● PROBLEM
Copy out each line that has "screenshot" in it.

- - - -

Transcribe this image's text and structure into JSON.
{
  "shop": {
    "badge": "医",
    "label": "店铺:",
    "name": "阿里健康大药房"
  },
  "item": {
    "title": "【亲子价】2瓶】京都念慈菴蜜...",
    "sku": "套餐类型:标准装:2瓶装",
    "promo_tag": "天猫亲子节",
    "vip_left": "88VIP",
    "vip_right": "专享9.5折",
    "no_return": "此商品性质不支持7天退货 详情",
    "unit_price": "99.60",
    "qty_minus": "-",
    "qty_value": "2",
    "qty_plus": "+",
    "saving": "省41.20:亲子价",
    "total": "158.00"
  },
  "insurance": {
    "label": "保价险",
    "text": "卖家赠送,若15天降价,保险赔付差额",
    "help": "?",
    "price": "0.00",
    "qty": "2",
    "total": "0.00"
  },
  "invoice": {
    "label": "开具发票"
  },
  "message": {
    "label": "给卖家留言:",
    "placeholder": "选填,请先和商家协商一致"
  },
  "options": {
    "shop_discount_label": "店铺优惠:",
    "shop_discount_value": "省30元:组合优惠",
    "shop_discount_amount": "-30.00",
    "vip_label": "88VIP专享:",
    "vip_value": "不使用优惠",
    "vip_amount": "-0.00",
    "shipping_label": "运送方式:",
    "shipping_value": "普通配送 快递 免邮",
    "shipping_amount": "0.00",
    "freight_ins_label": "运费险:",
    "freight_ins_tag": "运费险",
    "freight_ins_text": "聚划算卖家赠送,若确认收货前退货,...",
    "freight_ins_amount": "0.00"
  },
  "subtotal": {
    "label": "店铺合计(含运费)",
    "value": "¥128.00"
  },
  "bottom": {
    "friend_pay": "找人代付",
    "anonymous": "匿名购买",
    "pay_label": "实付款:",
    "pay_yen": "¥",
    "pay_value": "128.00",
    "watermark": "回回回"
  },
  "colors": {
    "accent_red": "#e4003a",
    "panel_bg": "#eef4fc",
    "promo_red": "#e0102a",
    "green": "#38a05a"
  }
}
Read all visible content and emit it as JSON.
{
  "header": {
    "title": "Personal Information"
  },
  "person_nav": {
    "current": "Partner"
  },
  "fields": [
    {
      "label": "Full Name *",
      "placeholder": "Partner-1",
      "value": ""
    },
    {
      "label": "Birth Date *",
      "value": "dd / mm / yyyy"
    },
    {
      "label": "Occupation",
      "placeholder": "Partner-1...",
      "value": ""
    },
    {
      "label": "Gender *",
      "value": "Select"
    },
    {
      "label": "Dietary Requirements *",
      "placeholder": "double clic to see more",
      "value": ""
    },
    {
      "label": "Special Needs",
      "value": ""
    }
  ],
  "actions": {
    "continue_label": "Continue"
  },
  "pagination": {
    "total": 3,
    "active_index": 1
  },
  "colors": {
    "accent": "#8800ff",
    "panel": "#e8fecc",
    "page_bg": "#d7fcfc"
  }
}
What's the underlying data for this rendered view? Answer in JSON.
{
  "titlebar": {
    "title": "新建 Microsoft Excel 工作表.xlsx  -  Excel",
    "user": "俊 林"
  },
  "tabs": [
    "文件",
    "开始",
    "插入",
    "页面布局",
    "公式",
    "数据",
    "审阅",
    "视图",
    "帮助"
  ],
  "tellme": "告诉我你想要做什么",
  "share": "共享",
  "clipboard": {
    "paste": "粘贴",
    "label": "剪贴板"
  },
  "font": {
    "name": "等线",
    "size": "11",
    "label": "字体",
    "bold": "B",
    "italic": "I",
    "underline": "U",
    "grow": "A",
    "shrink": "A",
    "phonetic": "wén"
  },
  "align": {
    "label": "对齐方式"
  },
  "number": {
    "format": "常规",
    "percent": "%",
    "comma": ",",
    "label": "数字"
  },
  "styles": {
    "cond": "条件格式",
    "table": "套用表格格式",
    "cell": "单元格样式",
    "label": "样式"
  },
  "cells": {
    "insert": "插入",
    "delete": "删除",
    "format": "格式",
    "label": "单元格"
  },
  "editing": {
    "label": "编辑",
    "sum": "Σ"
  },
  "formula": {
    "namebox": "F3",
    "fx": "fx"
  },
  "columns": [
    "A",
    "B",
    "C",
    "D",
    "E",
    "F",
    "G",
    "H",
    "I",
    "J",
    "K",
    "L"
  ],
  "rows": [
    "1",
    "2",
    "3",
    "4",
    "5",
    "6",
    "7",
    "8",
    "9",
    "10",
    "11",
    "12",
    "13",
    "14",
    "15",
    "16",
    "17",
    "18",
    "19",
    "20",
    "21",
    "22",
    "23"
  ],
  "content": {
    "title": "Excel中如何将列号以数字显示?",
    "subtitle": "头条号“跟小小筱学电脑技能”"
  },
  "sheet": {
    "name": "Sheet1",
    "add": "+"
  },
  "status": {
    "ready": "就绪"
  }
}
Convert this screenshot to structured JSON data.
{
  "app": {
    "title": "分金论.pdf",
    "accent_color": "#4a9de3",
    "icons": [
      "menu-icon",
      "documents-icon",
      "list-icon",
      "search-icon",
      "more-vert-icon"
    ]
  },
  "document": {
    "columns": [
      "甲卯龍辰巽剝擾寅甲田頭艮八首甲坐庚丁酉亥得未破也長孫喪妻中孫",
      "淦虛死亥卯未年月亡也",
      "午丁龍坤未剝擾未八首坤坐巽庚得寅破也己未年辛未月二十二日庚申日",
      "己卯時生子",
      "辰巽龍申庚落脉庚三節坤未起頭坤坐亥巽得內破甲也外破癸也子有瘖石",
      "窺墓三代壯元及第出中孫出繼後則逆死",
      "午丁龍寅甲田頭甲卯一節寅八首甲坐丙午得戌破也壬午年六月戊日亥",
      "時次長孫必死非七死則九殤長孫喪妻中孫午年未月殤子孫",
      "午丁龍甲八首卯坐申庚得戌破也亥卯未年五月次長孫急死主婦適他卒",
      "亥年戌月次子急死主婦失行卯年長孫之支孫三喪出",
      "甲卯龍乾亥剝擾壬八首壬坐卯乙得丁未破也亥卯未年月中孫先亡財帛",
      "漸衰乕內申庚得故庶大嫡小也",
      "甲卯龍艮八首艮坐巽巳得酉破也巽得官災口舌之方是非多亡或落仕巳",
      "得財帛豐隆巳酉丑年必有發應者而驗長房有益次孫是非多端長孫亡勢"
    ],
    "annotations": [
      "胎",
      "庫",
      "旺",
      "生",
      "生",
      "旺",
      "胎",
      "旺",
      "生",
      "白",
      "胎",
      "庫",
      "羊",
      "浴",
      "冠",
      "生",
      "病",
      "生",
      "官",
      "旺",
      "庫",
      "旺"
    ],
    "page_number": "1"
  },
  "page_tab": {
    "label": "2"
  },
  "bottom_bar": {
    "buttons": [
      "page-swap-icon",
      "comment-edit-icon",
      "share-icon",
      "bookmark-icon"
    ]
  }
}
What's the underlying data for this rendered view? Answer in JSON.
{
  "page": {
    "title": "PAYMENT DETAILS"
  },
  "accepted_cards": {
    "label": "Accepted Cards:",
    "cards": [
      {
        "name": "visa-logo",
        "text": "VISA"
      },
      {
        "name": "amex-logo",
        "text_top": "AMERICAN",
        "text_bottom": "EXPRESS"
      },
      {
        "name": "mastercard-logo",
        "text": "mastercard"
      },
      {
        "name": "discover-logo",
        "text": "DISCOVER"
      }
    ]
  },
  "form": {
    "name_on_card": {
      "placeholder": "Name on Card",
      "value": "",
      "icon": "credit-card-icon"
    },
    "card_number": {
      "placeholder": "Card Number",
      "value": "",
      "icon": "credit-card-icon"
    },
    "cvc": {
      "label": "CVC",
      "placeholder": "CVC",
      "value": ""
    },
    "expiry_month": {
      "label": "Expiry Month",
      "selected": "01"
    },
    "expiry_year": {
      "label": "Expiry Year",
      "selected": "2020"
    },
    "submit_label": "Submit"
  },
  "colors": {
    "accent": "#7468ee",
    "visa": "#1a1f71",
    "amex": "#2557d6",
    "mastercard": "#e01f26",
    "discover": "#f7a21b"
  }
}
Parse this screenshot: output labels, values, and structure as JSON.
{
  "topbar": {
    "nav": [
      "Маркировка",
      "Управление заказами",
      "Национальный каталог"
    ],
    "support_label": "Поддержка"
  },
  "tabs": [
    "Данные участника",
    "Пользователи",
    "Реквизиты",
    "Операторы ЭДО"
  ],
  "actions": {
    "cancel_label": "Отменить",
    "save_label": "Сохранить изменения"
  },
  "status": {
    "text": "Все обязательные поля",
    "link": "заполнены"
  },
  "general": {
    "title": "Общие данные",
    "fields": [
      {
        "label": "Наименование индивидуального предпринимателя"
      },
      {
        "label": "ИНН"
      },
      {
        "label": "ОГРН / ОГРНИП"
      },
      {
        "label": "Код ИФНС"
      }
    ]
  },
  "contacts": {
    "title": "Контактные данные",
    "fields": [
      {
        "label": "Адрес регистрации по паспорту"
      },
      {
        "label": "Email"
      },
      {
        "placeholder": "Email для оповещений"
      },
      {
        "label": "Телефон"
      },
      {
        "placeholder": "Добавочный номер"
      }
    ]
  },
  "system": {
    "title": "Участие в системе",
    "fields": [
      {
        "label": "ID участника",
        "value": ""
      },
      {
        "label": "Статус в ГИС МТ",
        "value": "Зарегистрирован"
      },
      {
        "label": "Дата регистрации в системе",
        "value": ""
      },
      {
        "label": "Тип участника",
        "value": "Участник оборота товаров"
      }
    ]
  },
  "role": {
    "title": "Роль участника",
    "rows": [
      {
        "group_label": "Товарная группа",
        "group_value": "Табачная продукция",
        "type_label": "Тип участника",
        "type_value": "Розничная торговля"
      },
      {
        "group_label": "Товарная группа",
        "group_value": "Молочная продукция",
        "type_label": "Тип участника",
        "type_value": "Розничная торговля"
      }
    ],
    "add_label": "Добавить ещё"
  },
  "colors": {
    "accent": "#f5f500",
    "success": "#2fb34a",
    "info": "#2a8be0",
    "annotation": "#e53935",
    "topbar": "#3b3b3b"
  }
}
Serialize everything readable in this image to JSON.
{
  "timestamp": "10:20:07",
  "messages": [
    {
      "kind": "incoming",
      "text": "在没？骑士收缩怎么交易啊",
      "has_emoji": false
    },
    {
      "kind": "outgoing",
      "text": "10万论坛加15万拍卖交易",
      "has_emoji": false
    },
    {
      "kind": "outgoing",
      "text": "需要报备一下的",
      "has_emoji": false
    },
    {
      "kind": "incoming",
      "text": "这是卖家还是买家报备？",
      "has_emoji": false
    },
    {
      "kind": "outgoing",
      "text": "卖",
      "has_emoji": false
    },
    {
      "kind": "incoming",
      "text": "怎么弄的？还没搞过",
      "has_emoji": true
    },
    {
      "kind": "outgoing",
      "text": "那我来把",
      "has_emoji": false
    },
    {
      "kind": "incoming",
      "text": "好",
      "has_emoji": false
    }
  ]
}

- - - -

● WRITTEN ANSWER
Convert this screenshot to structured JSON data.
Parse this screenshot: output labels, values, and structure as JSON.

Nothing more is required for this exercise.